§ **Teks Dokumen**:

____

Kesenian Bisa Melatih Kemandirian Anak Autis

GayaKeren.id – Mendidik anak autis memang perlu ketelatenan tinggi. Namun, ada cara untuk menyibukkan anak-anak ini dengan kegiatan yang meliputi kesenian untuk melatih kemandirian anak. Kesenian merupakan salah satu wadah penyaluran bagi anak penyandang autisme dalam menyalurkan ekspresi pikiran dan perasaan mereka.

Laksmira Ratna Bayuardi, Dip. Child Psy, MHA, Psikolog sekaligus Grapholog, mengemukakan bahwa dalam dunia psikologi, ada terapi yang dinamakan art therapy, yakni terapi yang digunakan dalam proses kreatifitas dalam menciptakan karya seni untuk meningkatkan kemapuan emosi, fisik, dan mental seseorang.

“Seni bisa membantu anak menyalurkan perasaan mereka, mengurangi stres dan ketegangan sehari-hari, membantu memberikan paparan lingkungan sosial, membantu meningkatnya daya pengelolaan sesitiitas indera mereka,” ujar Laksmira.

____

§ **Data untuk Analisis**:
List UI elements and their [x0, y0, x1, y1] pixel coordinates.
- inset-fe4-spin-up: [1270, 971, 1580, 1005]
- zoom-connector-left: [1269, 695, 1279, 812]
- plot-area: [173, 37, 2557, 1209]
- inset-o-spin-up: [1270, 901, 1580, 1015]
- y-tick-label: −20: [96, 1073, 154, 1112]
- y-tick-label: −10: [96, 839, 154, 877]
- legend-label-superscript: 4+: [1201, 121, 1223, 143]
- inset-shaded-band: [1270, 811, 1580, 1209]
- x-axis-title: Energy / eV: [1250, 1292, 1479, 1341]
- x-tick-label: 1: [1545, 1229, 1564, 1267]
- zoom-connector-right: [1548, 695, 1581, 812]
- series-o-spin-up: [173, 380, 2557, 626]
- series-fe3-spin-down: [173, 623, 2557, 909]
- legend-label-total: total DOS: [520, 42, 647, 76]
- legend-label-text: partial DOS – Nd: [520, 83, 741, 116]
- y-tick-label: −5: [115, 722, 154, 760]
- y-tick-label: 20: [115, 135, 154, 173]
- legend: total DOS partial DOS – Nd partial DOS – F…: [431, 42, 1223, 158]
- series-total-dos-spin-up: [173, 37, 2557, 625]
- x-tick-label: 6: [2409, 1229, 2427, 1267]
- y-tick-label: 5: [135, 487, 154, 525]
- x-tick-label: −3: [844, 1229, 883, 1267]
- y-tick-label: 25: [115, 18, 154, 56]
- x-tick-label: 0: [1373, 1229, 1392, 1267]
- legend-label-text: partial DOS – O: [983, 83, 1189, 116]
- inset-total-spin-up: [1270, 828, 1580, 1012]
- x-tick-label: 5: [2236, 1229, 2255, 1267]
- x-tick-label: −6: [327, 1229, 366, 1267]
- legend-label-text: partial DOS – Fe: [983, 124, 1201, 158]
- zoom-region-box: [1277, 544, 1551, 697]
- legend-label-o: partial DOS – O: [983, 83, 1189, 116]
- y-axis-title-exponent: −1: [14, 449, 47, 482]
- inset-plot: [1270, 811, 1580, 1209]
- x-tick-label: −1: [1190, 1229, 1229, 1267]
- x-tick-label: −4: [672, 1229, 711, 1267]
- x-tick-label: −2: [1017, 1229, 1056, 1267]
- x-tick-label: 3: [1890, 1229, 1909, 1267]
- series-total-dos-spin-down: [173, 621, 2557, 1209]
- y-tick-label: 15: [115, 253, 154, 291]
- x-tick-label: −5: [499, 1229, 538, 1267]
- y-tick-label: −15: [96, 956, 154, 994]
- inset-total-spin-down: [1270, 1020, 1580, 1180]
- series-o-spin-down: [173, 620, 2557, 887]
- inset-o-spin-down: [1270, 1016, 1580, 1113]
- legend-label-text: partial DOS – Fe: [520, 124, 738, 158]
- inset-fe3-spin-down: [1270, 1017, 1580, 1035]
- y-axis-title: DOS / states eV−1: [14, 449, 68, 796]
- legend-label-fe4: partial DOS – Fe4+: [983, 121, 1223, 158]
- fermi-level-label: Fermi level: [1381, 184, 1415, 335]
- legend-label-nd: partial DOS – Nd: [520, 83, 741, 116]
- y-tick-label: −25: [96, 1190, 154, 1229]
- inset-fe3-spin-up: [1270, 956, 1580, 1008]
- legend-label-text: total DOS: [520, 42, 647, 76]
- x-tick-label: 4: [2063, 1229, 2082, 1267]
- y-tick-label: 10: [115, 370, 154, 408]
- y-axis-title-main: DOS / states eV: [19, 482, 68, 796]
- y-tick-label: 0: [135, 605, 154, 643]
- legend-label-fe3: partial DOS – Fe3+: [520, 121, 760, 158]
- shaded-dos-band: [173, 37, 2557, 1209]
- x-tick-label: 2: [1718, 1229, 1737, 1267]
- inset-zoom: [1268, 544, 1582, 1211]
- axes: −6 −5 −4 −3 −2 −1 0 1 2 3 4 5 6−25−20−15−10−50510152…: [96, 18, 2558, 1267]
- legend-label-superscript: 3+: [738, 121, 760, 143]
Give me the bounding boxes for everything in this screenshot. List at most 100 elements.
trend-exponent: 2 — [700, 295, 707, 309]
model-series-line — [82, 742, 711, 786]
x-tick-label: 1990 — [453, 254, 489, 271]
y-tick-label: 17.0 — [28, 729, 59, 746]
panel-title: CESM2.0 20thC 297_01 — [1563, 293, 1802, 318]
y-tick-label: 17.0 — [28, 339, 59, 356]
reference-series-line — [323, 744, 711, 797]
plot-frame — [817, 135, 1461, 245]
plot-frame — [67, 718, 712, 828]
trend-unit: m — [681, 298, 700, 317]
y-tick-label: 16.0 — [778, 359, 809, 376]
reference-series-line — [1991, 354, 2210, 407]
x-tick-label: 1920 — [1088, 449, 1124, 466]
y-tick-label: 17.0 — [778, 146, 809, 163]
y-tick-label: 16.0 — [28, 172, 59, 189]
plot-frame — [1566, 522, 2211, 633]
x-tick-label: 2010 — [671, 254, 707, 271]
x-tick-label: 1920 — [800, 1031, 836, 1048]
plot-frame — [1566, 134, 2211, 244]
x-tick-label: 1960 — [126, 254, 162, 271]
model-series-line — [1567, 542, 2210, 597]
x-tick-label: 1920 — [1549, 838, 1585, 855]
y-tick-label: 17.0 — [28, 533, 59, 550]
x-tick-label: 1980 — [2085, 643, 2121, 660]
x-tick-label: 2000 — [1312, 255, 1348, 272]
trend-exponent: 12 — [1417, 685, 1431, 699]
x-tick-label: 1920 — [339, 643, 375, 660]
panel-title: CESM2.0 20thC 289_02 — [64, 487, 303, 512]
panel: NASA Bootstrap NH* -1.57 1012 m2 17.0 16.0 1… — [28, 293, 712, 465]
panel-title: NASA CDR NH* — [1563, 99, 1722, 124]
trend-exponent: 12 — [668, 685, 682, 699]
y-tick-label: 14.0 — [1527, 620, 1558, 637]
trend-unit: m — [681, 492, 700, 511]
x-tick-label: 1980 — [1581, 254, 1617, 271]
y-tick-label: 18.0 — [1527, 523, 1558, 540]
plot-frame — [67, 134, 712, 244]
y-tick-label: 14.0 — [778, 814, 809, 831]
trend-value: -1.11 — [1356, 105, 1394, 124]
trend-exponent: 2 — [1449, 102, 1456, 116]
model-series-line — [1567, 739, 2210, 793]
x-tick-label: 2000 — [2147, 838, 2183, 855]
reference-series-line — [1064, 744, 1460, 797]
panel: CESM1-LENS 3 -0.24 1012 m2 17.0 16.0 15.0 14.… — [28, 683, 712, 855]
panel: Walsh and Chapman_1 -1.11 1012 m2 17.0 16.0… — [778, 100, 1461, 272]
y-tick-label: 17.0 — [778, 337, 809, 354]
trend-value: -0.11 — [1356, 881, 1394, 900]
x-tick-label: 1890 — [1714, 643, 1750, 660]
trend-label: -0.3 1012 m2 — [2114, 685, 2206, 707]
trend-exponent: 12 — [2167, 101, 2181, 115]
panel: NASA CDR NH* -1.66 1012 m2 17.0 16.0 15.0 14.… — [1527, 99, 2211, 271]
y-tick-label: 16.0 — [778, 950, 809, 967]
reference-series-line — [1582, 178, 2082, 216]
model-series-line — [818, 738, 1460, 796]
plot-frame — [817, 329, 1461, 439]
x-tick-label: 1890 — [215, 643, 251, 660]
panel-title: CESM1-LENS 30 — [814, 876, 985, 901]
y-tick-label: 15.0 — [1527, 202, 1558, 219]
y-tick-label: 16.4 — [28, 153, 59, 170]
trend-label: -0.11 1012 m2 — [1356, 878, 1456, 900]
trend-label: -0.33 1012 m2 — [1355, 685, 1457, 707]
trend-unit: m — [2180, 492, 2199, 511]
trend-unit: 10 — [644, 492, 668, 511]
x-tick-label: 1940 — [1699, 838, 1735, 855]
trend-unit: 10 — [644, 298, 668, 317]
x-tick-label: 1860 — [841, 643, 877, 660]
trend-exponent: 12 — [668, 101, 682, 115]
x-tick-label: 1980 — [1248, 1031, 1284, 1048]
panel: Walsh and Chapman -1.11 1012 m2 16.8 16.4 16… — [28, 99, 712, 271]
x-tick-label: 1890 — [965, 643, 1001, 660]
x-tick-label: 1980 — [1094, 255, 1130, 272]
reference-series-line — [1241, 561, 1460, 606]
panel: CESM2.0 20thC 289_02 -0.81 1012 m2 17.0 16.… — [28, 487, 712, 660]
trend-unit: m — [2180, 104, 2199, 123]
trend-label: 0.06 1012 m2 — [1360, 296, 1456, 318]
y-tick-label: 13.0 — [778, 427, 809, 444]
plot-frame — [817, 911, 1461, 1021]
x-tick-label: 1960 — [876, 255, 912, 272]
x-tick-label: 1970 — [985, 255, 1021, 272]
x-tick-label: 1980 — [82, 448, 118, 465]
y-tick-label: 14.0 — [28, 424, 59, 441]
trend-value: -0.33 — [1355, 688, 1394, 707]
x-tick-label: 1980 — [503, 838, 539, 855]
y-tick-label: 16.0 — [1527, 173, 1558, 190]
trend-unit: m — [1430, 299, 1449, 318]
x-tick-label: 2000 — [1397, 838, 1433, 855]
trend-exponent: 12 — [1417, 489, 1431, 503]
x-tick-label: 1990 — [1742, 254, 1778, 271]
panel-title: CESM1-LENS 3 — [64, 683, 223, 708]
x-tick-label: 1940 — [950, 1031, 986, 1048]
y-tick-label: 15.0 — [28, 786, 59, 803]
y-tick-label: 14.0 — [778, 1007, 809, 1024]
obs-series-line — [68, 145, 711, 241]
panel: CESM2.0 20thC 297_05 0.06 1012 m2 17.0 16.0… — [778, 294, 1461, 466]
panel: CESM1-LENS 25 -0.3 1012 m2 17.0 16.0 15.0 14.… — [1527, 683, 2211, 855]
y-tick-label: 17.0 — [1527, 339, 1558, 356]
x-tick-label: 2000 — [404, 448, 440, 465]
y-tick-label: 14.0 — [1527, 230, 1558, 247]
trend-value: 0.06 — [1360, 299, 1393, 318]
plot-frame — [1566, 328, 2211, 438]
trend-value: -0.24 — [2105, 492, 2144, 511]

____

§ **Daftar Kegiatan**:
- a) Kutip dari artikel tentang kesenian untuk anak autis semua bagian mulai dari "GayaKeren.id – Mendidik" terus ke bawah sampai "dan mental seseorang.".
- b) Lanjutkan artikel tentang kesenian untuk anak autis mulai setelah kalimat terakhirnya.

§ **Jawaban yang Diharapkan**:
- a)
GayaKeren.id – Mendidik anak autis memang perlu ketelatenan tinggi. Namun, ada cara untuk menyibukkan anak-anak ini dengan kegiatan yang meliputi kesenian untuk melatih kemandirian anak. Kesenian merupakan salah satu wadah penyaluran bagi anak penyandang autisme dalam menyalurkan ekspresi pikiran dan perasaan mereka.

Laksmira Ratna Bayuardi, Dip. Child Psy, MHA, Psikolog sekaligus Grapholog, mengemukakan bahwa dalam dunia psikologi, ada terapi yang dinamakan art therapy, yakni terapi yang digunakan dalam proses kreatifitas dalam menciptakan karya seni untuk meningkatkan kemapuan emosi, fisik, dan mental seseorang.

- b)
Dengan kegiatan seni seperti menggambar ini pun orang tua dapat mengetahui bakat, minat dan potensi anak-anak mereka di masa datang nanti. Dimana mereka cenderung fokus pada saat bekerja tanpa harus dipaksa, memiliki daya kreativitas yang tinggi, minat yang spesifik sehingga berkontribusi besar pada kreatifitas saat bekerja nanti.

Menurut penelitian Laurent Mottron pada 2011, otak anak penyandang autisme sangat baik dalam kemampuan mengingat dan menganalisis pola suatu hal.

“Kita tidak perlu membatasi imajinasi anak-anak untuk mengikuti pakem dalam menggambar. Biar saja dia mewarnai kuning untuk gunung, atau yang lainnya karena seni bukan milik seseorang. Suatu gambar di mata saya akan berbeda dengan mata orang lain,” jelasnya.

Mengikutsertakan anak autis pada terapi yang dilakukan oleh lembaga psikolog atau pendidikan anak luar biasa tentu akan sangat membantu orang tua untuk mengarahkan anak autis. Namun, jika memang dirasa terlalu memberatkan biaya, orang tua bisa melatih anak di rumah.

Harapannya, anak-anak yang memang memiliki bakat terpendam ini memiliki kesempatan yang sama untuk mencari penghasilan sendiri nantinya. Dengan begitu kemandirian pada anak autis akan terbentuk dan terasah dengan sendirinya.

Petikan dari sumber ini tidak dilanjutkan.